MATERIAL PROVIDED ::
··········

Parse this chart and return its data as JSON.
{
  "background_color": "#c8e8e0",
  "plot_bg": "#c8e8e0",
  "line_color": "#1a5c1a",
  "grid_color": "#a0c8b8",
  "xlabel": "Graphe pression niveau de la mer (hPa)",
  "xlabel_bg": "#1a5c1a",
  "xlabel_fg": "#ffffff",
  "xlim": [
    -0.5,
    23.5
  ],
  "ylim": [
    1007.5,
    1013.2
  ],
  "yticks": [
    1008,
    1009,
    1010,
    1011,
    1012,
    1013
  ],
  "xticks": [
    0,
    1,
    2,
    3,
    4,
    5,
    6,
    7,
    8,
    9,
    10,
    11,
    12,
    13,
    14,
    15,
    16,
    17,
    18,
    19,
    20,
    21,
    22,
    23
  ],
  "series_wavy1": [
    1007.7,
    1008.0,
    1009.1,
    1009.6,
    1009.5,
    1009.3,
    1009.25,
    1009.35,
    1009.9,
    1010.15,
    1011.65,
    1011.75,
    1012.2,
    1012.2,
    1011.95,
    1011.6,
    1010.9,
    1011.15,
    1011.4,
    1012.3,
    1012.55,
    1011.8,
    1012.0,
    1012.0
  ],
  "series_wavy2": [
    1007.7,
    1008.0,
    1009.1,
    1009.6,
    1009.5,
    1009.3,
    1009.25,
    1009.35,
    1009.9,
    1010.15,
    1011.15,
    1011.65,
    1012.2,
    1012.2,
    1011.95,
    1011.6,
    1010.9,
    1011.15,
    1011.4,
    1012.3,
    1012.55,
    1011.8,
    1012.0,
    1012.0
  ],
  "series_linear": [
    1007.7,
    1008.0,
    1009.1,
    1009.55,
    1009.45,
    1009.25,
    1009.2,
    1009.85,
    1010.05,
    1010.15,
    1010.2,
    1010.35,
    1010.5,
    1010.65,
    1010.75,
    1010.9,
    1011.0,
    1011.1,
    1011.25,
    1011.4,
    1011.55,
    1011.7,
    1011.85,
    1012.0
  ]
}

··········

Write out the listing once more, matching it exactly.

RESULT ::
Parse this chart and return its data as JSON.
{
  "background_color": "#c8e8e0",
  "plot_bg": "#c8e8e0",
  "line_color": "#1a5c1a",
  "grid_color": "#a0c8b8",
  "xlabel": "Graphe pression niveau de la mer (hPa)",
  "xlabel_bg": "#1a5c1a",
  "xlabel_fg": "#ffffff",
  "xlim": [
    -0.5,
    23.5
  ],
  "ylim": [
    1007.5,
    1013.2
  ],
  "yticks": [
    1008,
    1009,
    1010,
    1011,
    1012,
    1013
  ],
  "xticks": [
    0,
    1,
    2,
    3,
    4,
    5,
    6,
    7,
    8,
    9,
    10,
    11,
    12,
    13,
    14,
    15,
    16,
    17,
    18,
    19,
    20,
    21,
    22,
    23
  ],
  "series_wavy1": [
    1007.7,
    1008.0,
    1009.1,
    1009.6,
    1009.5,
    1009.3,
    1009.25,
    1009.35,
    1009.9,
    1010.15,
    1011.65,
    1011.75,
    1012.2,
    1012.2,
    1011.95,
    1011.6,
    1010.9,
    1011.15,
    1011.4,
    1012.3,
    1012.55,
    1011.8,
    1012.0,
    1012.0
  ],
  "series_wavy2": [
    1007.7,
    1008.0,
    1009.1,
    1009.6,
    1009.5,
    1009.3,
    1009.25,
    1009.35,
    1009.9,
    1010.15,
    1011.15,
    1011.65,
    1012.2,
    1012.2,
    1011.95,
    1011.6,
    1010.9,
    1011.15,
    1011.4,
    1012.3,
    1012.55,
    1011.8,
    1012.0,
    1012.0
  ],
  "series_linear": [
    1007.7,
    1008.0,
    1009.1,
    1009.55,
    1009.45,
    1009.25,
    1009.2,
    1009.85,
    1010.05,
    1010.15,
    1010.2,
    1010.35,
    1010.5,
    1010.65,
    1010.75,
    1010.9,
    1011.0,
    1011.1,
    1011.25,
    1011.4,
    1011.55,
    1011.7,
    1011.85,
    1012.0
  ]
}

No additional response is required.